**What is asked**
In the entries below, count every line with the word "Marketing". Return only the count.

Start of Data supplied

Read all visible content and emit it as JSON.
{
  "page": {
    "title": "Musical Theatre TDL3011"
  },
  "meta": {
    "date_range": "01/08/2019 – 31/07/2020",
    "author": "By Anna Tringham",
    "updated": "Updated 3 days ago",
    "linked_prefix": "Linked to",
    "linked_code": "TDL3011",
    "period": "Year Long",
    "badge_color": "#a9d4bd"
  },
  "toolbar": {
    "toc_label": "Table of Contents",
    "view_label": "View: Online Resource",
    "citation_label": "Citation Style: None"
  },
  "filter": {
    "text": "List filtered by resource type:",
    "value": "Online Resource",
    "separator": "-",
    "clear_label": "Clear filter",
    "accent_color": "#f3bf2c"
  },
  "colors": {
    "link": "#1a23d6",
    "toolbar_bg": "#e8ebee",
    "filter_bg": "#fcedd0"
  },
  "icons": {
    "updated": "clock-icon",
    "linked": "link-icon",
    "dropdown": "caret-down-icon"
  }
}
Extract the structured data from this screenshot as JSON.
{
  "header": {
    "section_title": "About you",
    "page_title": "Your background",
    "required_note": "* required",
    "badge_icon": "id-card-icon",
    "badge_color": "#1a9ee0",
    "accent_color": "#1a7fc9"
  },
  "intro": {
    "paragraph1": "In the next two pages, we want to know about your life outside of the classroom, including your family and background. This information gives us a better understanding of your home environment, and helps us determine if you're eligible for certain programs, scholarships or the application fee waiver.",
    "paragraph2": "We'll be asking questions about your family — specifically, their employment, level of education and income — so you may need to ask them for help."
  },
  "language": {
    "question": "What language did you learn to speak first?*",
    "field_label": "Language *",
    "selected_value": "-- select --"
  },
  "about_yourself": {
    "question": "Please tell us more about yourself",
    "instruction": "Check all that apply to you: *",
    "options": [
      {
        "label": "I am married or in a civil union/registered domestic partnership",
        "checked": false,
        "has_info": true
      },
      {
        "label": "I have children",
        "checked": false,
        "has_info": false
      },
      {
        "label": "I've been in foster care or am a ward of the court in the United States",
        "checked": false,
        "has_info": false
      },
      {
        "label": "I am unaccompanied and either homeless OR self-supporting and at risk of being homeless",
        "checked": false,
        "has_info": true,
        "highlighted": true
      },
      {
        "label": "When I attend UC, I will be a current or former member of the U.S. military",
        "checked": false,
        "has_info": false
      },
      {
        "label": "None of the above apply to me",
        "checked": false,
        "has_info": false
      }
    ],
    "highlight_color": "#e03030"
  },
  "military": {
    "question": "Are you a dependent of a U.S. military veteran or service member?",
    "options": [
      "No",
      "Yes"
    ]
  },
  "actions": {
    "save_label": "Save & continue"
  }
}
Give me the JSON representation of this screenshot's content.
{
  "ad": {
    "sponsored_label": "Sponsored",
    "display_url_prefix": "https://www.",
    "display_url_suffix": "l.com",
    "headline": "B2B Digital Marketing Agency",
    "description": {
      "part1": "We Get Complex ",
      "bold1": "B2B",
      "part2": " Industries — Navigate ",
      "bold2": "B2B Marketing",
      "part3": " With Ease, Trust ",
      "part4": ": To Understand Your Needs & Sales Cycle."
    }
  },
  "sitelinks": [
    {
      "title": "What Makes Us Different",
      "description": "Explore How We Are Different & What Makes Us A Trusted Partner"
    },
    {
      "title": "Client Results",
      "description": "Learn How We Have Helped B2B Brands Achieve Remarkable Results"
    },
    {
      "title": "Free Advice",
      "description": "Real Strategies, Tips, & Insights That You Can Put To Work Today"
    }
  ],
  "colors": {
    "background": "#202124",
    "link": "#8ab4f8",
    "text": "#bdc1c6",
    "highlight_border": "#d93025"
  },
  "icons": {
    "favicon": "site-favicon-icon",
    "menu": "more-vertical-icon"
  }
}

End of Data supplied

**Solution to the exercise**
2